Task statement> Examine the material below. Gather every line in which the string "시범한양" appears.

(Dataset entries on figures)
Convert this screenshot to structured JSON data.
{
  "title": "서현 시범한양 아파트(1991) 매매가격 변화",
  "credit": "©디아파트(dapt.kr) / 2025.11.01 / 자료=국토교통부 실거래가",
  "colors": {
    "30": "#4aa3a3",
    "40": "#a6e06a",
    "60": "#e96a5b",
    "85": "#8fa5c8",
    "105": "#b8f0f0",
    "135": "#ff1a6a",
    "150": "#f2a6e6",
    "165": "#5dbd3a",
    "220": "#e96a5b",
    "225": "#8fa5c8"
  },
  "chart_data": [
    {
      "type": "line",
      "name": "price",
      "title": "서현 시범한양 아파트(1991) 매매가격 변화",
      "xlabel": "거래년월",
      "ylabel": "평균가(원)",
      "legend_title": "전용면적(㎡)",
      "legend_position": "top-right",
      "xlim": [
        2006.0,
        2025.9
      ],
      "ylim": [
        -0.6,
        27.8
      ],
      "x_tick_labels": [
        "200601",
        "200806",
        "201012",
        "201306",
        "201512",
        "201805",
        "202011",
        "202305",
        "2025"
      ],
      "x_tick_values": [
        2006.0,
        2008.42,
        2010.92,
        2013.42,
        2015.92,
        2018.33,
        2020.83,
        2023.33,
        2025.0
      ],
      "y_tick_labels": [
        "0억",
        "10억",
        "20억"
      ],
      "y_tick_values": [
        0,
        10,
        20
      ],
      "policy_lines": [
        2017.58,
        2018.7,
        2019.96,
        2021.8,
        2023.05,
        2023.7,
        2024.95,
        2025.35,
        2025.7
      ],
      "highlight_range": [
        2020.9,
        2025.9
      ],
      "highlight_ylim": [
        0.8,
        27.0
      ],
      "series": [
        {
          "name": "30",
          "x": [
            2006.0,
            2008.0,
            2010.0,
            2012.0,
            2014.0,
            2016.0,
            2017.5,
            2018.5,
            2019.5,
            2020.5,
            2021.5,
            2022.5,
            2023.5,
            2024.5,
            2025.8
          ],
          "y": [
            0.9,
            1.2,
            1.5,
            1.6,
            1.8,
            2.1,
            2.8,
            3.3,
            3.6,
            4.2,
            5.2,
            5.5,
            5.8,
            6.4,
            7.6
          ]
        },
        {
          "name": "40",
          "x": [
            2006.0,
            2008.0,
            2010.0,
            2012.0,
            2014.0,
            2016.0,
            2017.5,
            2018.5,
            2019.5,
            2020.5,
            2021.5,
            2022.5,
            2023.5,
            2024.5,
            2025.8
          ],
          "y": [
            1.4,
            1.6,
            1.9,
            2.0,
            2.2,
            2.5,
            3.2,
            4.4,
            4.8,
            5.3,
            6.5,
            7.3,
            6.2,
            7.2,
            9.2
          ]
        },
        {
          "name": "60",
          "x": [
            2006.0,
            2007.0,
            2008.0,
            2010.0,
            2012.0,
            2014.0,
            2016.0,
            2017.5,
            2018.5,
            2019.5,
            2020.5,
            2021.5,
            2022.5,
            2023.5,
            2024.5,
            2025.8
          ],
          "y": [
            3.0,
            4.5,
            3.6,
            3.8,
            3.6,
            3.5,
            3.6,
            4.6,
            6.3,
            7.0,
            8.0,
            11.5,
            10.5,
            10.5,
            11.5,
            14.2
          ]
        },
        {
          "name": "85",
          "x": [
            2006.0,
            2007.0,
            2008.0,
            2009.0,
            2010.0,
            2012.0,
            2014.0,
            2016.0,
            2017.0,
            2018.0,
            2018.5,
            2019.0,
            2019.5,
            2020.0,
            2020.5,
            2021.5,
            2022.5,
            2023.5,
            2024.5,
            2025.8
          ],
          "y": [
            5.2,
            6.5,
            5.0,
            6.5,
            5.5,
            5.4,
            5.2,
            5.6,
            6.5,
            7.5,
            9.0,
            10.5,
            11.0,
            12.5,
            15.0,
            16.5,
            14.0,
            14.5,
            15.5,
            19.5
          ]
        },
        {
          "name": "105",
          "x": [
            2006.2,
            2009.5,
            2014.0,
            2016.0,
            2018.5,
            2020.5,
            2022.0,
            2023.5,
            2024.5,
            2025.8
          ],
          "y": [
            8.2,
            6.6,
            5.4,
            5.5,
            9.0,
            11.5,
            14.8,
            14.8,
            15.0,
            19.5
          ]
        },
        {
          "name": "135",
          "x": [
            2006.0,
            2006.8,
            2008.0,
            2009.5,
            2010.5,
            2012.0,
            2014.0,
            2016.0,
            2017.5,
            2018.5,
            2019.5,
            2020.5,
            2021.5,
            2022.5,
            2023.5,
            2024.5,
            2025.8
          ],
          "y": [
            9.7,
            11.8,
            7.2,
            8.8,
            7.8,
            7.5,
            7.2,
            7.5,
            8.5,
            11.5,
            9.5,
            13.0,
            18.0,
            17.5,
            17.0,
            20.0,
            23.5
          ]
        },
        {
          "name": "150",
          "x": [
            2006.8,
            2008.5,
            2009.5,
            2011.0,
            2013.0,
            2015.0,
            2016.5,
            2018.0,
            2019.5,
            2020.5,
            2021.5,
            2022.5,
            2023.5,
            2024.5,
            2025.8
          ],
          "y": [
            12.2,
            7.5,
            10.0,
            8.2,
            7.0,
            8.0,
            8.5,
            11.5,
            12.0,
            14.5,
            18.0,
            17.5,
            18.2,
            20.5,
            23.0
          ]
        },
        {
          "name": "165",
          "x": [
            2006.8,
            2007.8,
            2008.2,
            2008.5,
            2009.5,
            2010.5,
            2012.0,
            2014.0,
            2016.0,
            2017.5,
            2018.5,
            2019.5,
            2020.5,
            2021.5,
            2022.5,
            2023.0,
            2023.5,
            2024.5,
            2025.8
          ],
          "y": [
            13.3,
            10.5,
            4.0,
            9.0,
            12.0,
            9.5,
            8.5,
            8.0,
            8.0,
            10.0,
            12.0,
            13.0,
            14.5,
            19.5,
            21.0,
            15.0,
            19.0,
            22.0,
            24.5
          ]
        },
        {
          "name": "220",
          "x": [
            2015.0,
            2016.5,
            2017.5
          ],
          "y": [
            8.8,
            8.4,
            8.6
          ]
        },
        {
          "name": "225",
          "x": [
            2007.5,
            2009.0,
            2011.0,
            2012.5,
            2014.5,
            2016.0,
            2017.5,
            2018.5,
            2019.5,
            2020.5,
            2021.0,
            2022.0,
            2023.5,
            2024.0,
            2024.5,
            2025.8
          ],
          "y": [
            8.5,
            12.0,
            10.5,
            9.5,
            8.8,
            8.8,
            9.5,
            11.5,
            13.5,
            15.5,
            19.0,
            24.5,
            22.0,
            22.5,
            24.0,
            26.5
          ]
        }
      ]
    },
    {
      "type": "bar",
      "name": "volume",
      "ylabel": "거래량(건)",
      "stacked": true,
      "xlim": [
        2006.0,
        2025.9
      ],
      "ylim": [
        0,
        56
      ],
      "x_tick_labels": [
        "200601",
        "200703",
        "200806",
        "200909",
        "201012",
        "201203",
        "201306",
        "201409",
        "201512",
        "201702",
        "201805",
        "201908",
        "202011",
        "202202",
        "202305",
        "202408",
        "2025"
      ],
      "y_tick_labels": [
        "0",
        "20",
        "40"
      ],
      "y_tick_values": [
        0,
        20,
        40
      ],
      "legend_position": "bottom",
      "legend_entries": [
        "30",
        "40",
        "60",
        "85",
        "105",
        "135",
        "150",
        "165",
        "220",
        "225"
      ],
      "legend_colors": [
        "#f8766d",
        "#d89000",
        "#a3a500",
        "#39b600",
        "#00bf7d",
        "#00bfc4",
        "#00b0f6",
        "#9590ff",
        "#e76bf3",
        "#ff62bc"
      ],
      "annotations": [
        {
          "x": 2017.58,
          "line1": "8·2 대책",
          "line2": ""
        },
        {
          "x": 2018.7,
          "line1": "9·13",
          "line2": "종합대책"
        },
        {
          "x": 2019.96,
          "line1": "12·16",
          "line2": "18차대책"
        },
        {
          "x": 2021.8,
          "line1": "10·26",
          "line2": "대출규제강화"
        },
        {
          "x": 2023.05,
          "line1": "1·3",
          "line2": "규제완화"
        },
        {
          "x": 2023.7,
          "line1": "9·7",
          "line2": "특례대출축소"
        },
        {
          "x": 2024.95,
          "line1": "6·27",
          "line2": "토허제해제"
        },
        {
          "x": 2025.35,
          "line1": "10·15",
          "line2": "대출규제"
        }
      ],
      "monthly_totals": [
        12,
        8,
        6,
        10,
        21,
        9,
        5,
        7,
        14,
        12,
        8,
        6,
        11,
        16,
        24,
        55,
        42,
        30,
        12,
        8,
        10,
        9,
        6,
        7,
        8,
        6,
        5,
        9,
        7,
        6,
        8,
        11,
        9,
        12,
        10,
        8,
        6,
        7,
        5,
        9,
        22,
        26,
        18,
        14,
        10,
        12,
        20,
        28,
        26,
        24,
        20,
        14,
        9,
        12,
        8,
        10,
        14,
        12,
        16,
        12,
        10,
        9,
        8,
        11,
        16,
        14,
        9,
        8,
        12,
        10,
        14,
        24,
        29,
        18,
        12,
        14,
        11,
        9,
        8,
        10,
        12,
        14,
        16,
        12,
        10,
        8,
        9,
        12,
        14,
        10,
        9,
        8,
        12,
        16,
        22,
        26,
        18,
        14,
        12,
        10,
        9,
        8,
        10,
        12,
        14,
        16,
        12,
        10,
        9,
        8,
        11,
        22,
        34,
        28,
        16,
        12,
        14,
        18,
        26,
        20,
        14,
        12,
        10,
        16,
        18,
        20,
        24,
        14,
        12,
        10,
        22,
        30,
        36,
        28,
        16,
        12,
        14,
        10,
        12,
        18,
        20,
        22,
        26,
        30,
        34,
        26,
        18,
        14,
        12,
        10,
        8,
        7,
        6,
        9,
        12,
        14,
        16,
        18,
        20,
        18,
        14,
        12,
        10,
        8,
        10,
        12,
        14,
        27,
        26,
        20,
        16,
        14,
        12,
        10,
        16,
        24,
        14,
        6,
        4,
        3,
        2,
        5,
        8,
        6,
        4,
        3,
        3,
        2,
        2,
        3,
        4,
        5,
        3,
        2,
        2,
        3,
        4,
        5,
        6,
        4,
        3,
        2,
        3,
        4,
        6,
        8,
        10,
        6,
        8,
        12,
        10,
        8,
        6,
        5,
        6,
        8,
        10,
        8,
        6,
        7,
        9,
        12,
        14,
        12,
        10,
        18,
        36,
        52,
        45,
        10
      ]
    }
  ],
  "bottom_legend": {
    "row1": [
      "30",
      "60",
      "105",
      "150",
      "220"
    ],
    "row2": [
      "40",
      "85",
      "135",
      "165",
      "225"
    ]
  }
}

Result for this task>
  "title": "서현 시범한양 아파트(1991) 매매가격 변화",
      "title": "서현 시범한양 아파트(1991) 매매가격 변화",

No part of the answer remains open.